* _DESCRIPTION OF THE TASK_
The exercise asks for every line of the data to be reproduced exactly.

━━━━

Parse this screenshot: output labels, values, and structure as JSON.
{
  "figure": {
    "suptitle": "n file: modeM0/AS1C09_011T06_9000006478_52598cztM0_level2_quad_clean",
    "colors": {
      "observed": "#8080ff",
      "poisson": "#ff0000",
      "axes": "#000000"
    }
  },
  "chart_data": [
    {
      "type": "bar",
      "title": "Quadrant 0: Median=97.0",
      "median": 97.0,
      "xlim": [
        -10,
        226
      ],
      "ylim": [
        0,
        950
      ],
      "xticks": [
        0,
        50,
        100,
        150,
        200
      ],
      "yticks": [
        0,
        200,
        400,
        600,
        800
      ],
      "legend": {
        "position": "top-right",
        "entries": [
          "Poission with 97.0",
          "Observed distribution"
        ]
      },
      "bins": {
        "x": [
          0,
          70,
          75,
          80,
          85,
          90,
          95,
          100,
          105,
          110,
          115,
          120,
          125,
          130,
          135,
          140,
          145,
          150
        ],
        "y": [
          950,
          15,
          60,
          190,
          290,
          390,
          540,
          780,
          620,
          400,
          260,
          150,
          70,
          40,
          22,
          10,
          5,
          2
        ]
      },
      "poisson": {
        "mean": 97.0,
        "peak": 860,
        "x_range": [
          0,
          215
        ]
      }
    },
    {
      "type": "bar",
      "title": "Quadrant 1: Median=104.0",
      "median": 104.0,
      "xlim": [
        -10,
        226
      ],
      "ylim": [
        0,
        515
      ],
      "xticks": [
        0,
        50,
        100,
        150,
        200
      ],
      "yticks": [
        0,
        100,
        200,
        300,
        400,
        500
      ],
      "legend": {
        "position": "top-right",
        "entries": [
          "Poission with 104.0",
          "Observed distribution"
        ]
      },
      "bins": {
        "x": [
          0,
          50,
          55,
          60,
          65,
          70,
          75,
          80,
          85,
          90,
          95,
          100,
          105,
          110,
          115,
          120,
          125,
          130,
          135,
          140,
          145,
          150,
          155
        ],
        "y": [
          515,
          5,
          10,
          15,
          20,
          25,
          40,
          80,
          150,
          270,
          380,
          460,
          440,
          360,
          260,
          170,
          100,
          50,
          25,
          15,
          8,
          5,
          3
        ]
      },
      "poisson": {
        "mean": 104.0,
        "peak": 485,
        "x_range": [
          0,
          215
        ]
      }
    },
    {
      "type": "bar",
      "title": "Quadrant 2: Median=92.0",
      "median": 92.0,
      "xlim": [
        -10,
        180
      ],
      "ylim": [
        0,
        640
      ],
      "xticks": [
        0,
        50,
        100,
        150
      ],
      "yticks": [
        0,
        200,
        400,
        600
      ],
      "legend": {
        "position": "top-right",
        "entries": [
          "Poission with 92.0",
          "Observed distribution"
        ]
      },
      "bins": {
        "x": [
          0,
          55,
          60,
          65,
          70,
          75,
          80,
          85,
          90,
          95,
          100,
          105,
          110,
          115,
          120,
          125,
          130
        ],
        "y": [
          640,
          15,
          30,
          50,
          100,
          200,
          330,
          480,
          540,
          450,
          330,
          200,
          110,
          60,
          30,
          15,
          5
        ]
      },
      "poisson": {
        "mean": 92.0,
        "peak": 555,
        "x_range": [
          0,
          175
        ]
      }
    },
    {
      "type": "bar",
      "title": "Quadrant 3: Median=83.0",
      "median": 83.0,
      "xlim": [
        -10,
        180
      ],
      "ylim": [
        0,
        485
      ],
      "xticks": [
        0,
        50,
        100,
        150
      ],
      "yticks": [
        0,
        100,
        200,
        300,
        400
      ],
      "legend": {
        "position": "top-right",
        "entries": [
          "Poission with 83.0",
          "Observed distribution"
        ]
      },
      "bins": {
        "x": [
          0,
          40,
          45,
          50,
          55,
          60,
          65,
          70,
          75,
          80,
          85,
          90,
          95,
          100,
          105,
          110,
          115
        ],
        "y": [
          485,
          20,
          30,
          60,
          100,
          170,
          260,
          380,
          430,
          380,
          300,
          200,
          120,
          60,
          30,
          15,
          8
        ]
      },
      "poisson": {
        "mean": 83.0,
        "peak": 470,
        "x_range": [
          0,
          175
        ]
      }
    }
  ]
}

━━━━

* _THE ANSWER_
Parse this screenshot: output labels, values, and structure as JSON.
{
  "figure": {
    "suptitle": "n file: modeM0/AS1C09_011T06_9000006478_52598cztM0_level2_quad_clean",
    "colors": {
      "observed": "#8080ff",
      "poisson": "#ff0000",
      "axes": "#000000"
    }
  },
  "chart_data": [
    {
      "type": "bar",
      "title": "Quadrant 0: Median=97.0",
      "median": 97.0,
      "xlim": [
        -10,
        226
      ],
      "ylim": [
        0,
        950
      ],
      "xticks": [
        0,
        50,
        100,
        150,
        200
      ],
      "yticks": [
        0,
        200,
        400,
        600,
        800
      ],
      "legend": {
        "position": "top-right",
        "entries": [
          "Poission with 97.0",
          "Observed distribution"
        ]
      },
      "bins": {
        "x": [
          0,
          70,
          75,
          80,
          85,
          90,
          95,
          100,
          105,
          110,
          115,
          120,
          125,
          130,
          135,
          140,
          145,
          150
        ],
        "y": [
          950,
          15,
          60,
          190,
          290,
          390,
          540,
          780,
          620,
          400,
          260,
          150,
          70,
          40,
          22,
          10,
          5,
          2
        ]
      },
      "poisson": {
        "mean": 97.0,
        "peak": 860,
        "x_range": [
          0,
          215
        ]
      }
    },
    {
      "type": "bar",
      "title": "Quadrant 1: Median=104.0",
      "median": 104.0,
      "xlim": [
        -10,
        226
      ],
      "ylim": [
        0,
        515
      ],
      "xticks": [
        0,
        50,
        100,
        150,
        200
      ],
      "yticks": [
        0,
        100,
        200,
        300,
        400,
        500
      ],
      "legend": {
        "position": "top-right",
        "entries": [
          "Poission with 104.0",
          "Observed distribution"
        ]
      },
      "bins": {
        "x": [
          0,
          50,
          55,
          60,
          65,
          70,
          75,
          80,
          85,
          90,
          95,
          100,
          105,
          110,
          115,
          120,
          125,
          130,
          135,
          140,
          145,
          150,
          155
        ],
        "y": [
          515,
          5,
          10,
          15,
          20,
          25,
          40,
          80,
          150,
          270,
          380,
          460,
          440,
          360,
          260,
          170,
          100,
          50,
          25,
          15,
          8,
          5,
          3
        ]
      },
      "poisson": {
        "mean": 104.0,
        "peak": 485,
        "x_range": [
          0,
          215
        ]
      }
    },
    {
      "type": "bar",
      "title": "Quadrant 2: Median=92.0",
      "median": 92.0,
      "xlim": [
        -10,
        180
      ],
      "ylim": [
        0,
        640
      ],
      "xticks": [
        0,
        50,
        100,
        150
      ],
      "yticks": [
        0,
        200,
        400,
        600
      ],
      "legend": {
        "position": "top-right",
        "entries": [
          "Poission with 92.0",
          "Observed distribution"
        ]
      },
      "bins": {
        "x": [
          0,
          55,
          60,
          65,
          70,
          75,
          80,
          85,
          90,
          95,
          100,
          105,
          110,
          115,
          120,
          125,
          130
        ],
        "y": [
          640,
          15,
          30,
          50,
          100,
          200,
          330,
          480,
          540,
          450,
          330,
          200,
          110,
          60,
          30,
          15,
          5
        ]
      },
      "poisson": {
        "mean": 92.0,
        "peak": 555,
        "x_range": [
          0,
          175
        ]
      }
    },
    {
      "type": "bar",
      "title": "Quadrant 3: Median=83.0",
      "median": 83.0,
      "xlim": [
        -10,
        180
      ],
      "ylim": [
        0,
        485
      ],
      "xticks": [
        0,
        50,
        100,
        150
      ],
      "yticks": [
        0,
        100,
        200,
        300,
        400
      ],
      "legend": {
        "position": "top-right",
        "entries": [
          "Poission with 83.0",
          "Observed distribution"
        ]
      },
      "bins": {
        "x": [
          0,
          40,
          45,
          50,
          55,
          60,
          65,
          70,
          75,
          80,
          85,
          90,
          95,
          100,
          105,
          110,
          115
        ],
        "y": [
          485,
          20,
          30,
          60,
          100,
          170,
          260,
          380,
          430,
          380,
          300,
          200,
          120,
          60,
          30,
          15,
          8
        ]
      },
      "poisson": {
        "mean": 83.0,
        "peak": 470,
        "x_range": [
          0,
          175
        ]
      }
    }
  ]
}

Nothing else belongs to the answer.